Set exercise> All lines holding the string "rule" are to be shown.

[Data entries for graphics]
——————————
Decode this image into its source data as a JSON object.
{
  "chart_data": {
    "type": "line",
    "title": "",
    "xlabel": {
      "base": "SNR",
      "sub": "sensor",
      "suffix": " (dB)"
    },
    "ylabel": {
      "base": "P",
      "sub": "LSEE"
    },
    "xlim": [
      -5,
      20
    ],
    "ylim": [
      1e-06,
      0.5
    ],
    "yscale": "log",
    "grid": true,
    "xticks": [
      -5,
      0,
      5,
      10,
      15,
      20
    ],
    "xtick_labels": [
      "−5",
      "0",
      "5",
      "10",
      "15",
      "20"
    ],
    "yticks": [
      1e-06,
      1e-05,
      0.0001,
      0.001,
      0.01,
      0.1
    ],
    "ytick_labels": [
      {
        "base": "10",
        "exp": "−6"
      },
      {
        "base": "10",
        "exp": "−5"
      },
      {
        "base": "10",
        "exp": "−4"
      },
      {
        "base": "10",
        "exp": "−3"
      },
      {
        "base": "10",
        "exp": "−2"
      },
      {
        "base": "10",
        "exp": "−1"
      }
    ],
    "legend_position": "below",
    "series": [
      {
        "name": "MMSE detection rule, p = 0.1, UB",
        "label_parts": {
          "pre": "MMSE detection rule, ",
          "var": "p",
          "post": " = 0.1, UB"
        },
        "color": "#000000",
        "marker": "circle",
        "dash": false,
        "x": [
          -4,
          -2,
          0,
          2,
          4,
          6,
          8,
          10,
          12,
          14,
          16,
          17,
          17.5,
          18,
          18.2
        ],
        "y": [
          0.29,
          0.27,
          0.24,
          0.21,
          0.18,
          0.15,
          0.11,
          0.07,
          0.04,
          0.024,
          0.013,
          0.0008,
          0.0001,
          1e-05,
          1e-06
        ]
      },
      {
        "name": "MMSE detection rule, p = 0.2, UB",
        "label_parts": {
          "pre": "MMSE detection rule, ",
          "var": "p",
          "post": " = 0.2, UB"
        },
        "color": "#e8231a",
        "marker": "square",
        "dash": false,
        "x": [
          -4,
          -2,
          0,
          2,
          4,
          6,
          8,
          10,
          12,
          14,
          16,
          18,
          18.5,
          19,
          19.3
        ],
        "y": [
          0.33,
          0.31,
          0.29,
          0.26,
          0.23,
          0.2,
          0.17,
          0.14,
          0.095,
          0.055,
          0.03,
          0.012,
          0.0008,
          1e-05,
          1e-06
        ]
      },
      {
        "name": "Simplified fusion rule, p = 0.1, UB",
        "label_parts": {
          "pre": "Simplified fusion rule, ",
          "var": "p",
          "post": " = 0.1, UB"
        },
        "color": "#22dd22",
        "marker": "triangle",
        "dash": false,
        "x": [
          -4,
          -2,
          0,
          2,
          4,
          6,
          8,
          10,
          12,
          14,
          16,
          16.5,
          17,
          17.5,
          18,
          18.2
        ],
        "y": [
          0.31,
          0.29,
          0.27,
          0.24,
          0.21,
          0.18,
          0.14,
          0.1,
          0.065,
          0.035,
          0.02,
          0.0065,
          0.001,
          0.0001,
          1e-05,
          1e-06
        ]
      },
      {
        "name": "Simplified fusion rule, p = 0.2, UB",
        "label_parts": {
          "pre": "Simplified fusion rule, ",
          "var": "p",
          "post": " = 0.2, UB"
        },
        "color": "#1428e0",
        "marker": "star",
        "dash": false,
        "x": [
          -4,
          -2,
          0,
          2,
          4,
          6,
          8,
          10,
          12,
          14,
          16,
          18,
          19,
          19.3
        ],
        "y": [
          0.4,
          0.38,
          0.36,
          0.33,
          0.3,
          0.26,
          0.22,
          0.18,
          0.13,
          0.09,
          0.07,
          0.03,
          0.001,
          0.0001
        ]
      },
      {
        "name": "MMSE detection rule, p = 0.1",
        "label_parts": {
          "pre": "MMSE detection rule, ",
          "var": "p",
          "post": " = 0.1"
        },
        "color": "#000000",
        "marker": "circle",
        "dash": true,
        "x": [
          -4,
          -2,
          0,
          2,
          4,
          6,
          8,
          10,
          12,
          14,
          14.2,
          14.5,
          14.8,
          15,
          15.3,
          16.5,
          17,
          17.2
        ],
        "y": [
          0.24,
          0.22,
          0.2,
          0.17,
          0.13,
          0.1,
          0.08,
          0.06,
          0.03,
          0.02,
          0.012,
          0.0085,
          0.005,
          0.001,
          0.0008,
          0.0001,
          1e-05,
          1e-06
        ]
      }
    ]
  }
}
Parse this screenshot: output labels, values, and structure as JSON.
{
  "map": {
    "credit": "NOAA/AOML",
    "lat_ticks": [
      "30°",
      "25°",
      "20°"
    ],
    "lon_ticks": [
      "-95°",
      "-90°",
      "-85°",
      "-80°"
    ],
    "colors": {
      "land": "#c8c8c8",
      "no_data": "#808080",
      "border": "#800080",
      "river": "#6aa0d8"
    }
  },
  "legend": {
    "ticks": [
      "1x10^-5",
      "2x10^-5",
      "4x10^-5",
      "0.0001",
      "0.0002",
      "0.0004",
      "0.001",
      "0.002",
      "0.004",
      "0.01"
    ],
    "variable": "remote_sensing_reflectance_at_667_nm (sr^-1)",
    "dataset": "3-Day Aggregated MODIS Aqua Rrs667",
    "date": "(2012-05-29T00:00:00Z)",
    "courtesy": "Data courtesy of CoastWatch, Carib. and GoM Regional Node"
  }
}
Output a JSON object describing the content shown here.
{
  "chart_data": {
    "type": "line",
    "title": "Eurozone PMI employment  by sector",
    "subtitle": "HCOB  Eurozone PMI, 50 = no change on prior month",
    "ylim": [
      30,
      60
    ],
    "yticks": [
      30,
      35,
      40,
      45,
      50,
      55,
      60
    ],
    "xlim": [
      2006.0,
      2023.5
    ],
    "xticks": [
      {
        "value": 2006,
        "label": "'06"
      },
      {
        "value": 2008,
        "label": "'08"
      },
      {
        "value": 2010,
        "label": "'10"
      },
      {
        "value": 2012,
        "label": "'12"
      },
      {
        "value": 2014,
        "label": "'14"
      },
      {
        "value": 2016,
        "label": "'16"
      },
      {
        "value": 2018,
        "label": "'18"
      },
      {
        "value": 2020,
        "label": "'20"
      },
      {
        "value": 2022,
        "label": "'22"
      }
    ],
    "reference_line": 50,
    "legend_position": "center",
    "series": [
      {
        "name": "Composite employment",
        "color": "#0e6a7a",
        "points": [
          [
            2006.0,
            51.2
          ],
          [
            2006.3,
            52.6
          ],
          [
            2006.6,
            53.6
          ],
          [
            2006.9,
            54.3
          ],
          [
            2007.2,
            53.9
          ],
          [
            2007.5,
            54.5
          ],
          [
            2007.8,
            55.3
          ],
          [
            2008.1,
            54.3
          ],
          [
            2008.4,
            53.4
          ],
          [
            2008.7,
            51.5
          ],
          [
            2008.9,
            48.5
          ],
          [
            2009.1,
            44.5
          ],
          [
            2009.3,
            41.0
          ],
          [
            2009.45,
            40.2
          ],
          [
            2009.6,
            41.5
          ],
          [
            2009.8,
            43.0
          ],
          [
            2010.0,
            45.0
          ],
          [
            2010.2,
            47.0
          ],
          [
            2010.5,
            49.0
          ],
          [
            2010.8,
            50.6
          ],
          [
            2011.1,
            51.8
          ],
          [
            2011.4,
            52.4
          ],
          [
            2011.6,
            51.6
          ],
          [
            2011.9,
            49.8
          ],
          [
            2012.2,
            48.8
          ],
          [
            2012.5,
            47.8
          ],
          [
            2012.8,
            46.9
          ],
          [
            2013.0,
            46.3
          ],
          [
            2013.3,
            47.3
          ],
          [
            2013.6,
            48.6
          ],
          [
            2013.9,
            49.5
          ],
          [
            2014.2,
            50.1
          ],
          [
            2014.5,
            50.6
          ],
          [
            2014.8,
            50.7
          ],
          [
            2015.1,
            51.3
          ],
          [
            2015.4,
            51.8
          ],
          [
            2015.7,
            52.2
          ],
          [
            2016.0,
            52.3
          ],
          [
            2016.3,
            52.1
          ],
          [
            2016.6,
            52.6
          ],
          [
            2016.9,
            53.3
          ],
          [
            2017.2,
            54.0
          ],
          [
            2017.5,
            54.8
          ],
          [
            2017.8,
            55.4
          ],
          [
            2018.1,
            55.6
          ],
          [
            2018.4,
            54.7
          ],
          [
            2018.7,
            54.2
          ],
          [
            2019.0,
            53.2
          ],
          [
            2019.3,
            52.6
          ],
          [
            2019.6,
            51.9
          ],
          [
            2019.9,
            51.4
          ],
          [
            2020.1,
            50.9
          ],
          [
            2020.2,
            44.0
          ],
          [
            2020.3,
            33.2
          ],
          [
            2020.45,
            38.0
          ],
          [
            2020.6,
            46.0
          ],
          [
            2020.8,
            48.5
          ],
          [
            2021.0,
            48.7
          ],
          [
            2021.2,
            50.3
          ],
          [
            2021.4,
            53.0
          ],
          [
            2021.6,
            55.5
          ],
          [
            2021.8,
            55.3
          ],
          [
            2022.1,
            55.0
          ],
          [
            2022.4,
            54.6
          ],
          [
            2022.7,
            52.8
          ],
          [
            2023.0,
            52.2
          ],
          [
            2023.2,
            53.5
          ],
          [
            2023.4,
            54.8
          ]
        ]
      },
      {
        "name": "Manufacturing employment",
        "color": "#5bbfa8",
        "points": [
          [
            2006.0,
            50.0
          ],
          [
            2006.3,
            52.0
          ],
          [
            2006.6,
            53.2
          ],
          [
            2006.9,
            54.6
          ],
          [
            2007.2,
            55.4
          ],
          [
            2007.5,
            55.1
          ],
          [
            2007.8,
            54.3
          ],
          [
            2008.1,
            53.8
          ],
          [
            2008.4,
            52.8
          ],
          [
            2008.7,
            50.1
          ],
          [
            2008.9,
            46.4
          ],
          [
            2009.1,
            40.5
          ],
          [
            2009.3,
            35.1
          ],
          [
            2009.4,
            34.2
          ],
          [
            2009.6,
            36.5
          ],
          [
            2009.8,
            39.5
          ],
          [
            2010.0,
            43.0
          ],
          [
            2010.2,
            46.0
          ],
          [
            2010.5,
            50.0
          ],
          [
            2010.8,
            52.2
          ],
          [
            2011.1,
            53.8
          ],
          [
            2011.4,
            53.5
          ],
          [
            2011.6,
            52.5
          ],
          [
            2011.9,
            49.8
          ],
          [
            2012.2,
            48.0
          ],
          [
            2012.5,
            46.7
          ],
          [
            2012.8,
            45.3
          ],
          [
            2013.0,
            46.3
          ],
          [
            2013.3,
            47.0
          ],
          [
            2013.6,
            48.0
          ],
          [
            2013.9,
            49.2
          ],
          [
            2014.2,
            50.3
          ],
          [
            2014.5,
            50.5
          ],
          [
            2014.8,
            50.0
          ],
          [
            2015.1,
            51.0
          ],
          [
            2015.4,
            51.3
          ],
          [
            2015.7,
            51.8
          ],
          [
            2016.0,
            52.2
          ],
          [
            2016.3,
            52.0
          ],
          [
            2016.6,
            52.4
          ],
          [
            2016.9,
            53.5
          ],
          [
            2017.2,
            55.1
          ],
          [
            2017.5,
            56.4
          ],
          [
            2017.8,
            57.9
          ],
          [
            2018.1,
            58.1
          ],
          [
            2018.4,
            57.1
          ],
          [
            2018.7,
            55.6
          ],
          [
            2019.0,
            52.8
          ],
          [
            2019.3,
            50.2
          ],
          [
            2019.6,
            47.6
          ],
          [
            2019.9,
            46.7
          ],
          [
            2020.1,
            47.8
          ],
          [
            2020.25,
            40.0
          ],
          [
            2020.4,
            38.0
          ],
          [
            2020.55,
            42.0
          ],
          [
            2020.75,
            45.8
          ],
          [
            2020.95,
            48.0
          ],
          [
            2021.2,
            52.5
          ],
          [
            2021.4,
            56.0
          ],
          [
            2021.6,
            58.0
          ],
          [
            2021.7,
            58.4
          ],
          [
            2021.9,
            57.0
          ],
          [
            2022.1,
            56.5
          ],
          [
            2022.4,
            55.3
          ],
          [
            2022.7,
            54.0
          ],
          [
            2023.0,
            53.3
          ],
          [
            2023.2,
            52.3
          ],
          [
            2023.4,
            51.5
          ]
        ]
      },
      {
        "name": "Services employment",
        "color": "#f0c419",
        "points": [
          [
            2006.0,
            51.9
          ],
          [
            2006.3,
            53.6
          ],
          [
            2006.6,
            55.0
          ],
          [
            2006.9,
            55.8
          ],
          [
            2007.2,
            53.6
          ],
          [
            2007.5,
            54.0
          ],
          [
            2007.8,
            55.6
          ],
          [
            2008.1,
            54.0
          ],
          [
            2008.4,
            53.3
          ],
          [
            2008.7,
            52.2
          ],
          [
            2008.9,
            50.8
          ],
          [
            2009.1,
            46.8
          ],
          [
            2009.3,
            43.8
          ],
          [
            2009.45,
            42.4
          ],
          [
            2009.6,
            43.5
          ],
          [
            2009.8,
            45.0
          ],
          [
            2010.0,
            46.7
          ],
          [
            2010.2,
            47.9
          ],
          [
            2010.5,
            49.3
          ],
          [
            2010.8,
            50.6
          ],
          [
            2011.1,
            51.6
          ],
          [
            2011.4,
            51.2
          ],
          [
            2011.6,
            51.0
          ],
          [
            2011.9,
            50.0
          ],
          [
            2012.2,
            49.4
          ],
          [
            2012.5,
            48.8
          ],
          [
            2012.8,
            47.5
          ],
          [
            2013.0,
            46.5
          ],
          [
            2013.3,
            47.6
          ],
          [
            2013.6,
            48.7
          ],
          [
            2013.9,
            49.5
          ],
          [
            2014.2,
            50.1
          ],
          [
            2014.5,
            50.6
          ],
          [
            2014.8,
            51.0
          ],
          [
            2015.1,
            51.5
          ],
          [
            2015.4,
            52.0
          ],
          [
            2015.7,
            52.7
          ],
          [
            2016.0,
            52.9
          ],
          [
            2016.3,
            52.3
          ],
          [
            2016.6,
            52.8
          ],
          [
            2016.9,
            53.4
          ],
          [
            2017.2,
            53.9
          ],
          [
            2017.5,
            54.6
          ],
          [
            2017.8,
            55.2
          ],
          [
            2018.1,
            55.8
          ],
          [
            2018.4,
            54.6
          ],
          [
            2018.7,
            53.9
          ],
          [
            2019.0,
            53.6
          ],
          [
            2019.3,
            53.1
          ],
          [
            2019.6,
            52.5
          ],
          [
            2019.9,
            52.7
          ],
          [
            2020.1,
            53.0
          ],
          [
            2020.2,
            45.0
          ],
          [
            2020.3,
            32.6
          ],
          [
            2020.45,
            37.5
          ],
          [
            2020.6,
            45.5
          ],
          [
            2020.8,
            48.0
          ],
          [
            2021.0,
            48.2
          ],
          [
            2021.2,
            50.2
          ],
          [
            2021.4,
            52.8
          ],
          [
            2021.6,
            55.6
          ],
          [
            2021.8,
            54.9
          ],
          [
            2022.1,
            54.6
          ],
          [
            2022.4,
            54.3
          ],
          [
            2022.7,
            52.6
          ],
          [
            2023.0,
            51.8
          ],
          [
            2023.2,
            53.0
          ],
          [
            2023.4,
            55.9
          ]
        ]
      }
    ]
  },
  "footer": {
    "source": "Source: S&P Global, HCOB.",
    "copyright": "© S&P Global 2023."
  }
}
——————————
Task solution>
        "name": "MMSE detection rule, p = 0.1, UB",
          "pre": "MMSE detection rule, ",
        "name": "MMSE detection rule, p = 0.2, UB",
          "pre": "MMSE detection rule, ",
        "name": "Simplified fusion rule, p = 0.1, UB",
          "pre": "Simplified fusion rule, ",
        "name": "Simplified fusion rule, p = 0.2, UB",
          "pre": "Simplified fusion rule, ",
        "name": "MMSE detection rule, p = 0.1",
          "pre": "MMSE detection rule, ",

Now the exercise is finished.